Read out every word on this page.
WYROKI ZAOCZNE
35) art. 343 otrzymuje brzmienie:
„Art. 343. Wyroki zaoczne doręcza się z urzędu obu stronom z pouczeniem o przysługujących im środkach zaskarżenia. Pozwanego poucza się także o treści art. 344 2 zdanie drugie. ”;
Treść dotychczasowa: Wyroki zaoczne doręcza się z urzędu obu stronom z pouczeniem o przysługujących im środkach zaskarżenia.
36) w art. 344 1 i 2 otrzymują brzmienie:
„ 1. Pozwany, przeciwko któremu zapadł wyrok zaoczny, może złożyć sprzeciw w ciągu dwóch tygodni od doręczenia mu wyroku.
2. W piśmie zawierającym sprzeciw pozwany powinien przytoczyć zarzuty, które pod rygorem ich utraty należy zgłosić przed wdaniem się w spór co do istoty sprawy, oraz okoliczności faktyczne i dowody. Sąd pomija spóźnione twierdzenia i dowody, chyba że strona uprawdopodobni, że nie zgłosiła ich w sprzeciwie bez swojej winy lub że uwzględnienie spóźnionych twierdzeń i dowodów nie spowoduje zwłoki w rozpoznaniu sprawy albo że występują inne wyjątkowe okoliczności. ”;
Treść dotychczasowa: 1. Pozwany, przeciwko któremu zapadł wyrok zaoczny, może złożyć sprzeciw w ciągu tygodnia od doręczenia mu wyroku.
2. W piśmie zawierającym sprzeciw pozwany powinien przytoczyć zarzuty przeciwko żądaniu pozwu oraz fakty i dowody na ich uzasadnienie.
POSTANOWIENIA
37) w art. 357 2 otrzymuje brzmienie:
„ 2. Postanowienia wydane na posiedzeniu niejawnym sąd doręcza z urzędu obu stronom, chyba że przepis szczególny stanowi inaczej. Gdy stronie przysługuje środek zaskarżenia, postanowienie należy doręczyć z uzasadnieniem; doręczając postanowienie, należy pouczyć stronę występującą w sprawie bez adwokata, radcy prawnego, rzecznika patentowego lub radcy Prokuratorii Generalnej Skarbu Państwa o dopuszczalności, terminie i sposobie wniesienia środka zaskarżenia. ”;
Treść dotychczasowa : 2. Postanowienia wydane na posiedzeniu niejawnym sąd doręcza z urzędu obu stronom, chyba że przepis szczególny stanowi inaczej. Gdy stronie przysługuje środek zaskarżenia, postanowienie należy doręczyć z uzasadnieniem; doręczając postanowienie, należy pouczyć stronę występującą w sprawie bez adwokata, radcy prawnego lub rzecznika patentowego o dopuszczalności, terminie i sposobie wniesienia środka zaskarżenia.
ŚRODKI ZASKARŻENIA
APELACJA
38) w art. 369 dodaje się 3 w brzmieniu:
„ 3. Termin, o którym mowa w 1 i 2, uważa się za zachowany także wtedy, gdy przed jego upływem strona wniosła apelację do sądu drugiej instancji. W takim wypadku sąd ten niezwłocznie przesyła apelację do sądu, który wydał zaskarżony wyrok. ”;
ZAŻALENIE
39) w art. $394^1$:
***
▶ Exercise:
Return every line above that contains the word "otrzymuje".

▶ Exercise response:
35) art. 343 otrzymuje brzmienie:
37) w art. 357 2 otrzymuje brzmienie:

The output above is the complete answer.